Available records:
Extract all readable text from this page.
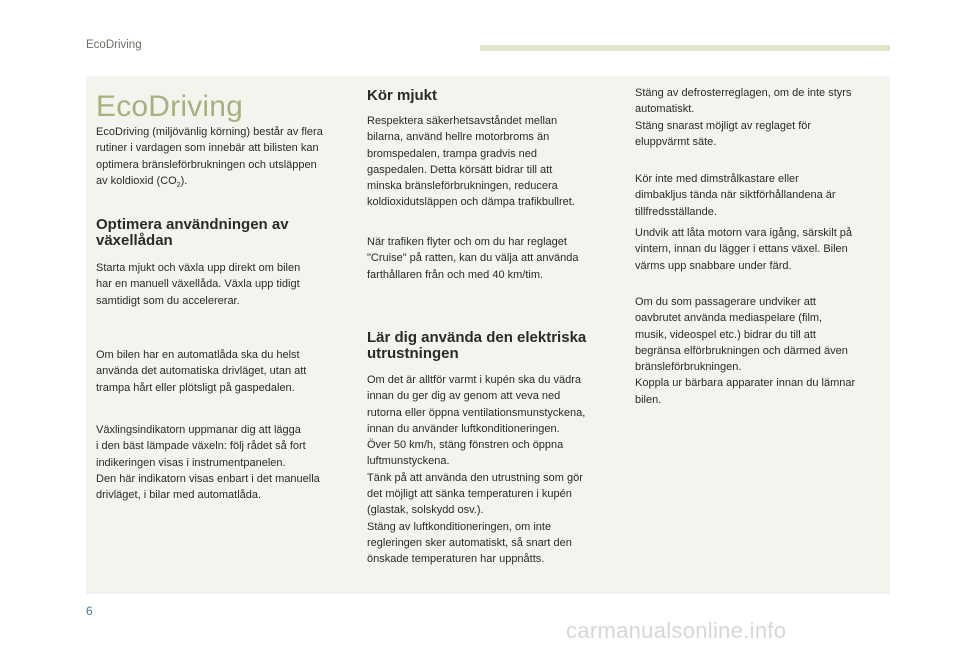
EcoDriving
EcoDriving

EcoDriving (miljövänlig körning) består av flera
rutiner i vardagen som innebär att bilisten kan
optimera bränsleförbrukningen och utsläppen
av koldioxid $(CO_2)$.

Optimera användningen av
växellådan

Starta mjukt och växla upp direkt om bilen
har en manuell växellåda. Växla upp tidigt
samtidigt som du accelererar.

Om bilen har en automatlåda ska du helst
använda det automatiska drivläget, utan att
trampa hårt eller plötsligt på gaspedalen.

Växlingsindikatorn uppmanar dig att lägga
i den bäst lämpade växeln: följ rådet så fort
indikeringen visas i instrumentpanelen.
Den här indikatorn visas enbart i det manuella
drivläget, i bilar med automatlåda.

Kör mjukt

Respektera säkerhetsavståndet mellan
bilarna, använd hellre motorbroms än
bromspedalen, trampa gradvis ned
gaspedalen. Detta körsätt bidrar till att
minska bränsleförbrukningen, reducera
koldioxidutsläppen och dämpa trafikbullret.

När trafiken flyter och om du har reglaget
"Cruise" på ratten, kan du välja att använda
farthållaren från och med 40 km/tim.

Lär dig använda den elektriska
utrustningen

Om det är alltför varmt i kupén ska du vädra
innan du ger dig av genom att veva ned
rutorna eller öppna ventilationsmunstyckena,
innan du använder luftkonditioneringen.
Över 50 km/h, stäng fönstren och öppna
luftmunstyckena.
Tänk på att använda den utrustning som gör
det möjligt att sänka temperaturen i kupén
(glastak, solskydd osv.).
Stäng av luftkonditioneringen, om inte
regleringen sker automatiskt, så snart den
önskade temperaturen har uppnåtts.

Stäng av defrosterreglagen, om de inte styrs
automatiskt.
Stäng snarast möjligt av reglaget för
eluppvärmt säte.

Kör inte med dimstrålkastare eller
dimbakljus tända när siktförhållandena är
tillfredsställande.

Undvik att låta motorn vara igång, särskilt på
vintern, innan du lägger i ettans växel. Bilen
värms upp snabbare under färd.

Om du som passagerare undviker att
oavbrutet använda mediaspelare (film,
musik, videospel etc.) bidrar du till att
begränsa elförbrukningen och därmed även
bränsleförbrukningen.
Koppla ur bärbara apparater innan du lämnar
bilen.

6
carmanualsonline.info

Problem statement:
Scan the entries for lines holding the string "mjukt", then copy every one of them.

Output of the task:
Starta mjukt och växla upp direkt om bilen
Kör mjukt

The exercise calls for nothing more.